Return the entries below verbatim. Pictures stay out.
-- Begin MATERIAL PROVIDED --
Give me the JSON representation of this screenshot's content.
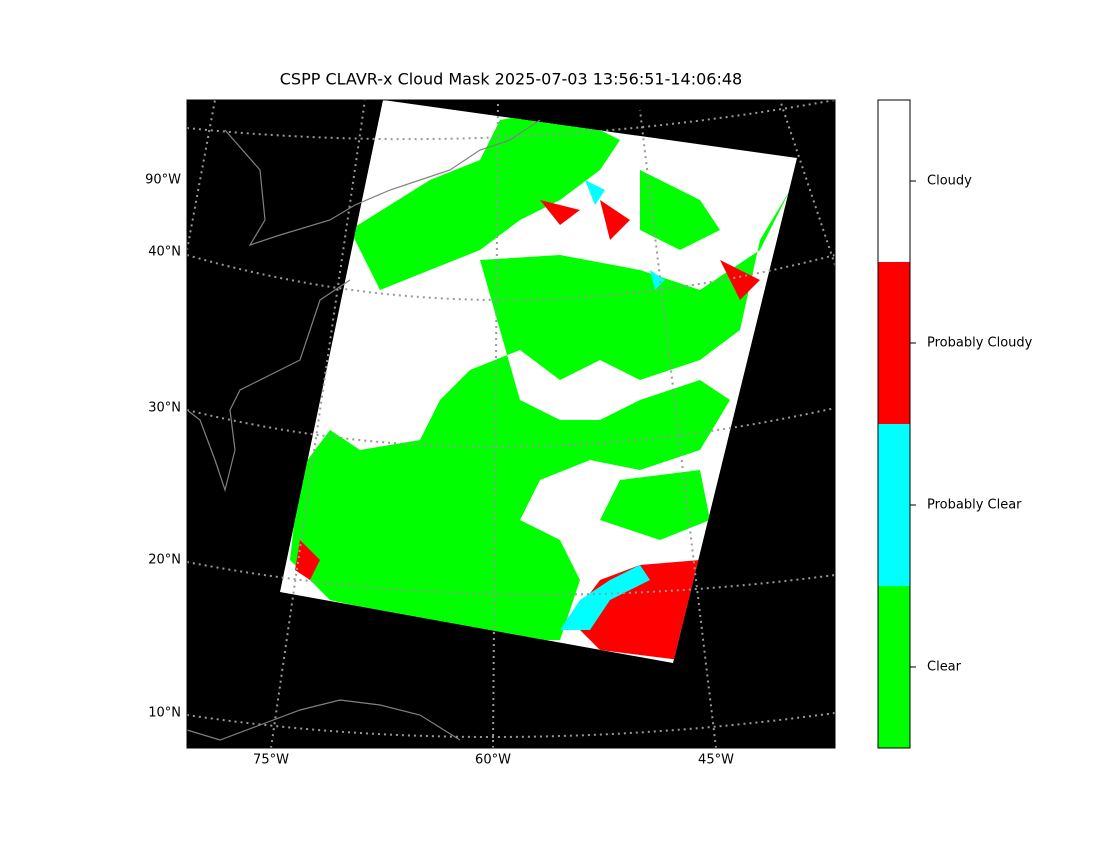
{
  "title": "CSPP CLAVR-x Cloud Mask 2025-07-03 13:56:51-14:06:48",
  "map": {
    "lat_labels": [
      "90°W",
      "40°N",
      "30°N",
      "20°N",
      "10°N"
    ],
    "lon_labels": [
      "75°W",
      "60°W",
      "45°W"
    ]
  },
  "colorbar": {
    "classes": [
      {
        "label": "Cloudy",
        "color": "#ffffff"
      },
      {
        "label": "Probably Cloudy",
        "color": "#ff0000"
      },
      {
        "label": "Probably Clear",
        "color": "#00ffff"
      },
      {
        "label": "Clear",
        "color": "#00ff00"
      }
    ]
  }
}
-- End MATERIAL PROVIDED --
## RESPONSE TO THE TASK
Give me the JSON representation of this screenshot's content.
{
  "title": "CSPP CLAVR-x Cloud Mask 2025-07-03 13:56:51-14:06:48",
  "map": {
    "lat_labels": [
      "90°W",
      "40°N",
      "30°N",
      "20°N",
      "10°N"
    ],
    "lon_labels": [
      "75°W",
      "60°W",
      "45°W"
    ]
  },
  "colorbar": {
    "classes": [
      {
        "label": "Cloudy",
        "color": "#ffffff"
      },
      {
        "label": "Probably Cloudy",
        "color": "#ff0000"
      },
      {
        "label": "Probably Clear",
        "color": "#00ffff"
      },
      {
        "label": "Clear",
        "color": "#00ff00"
      }
    ]
  }
}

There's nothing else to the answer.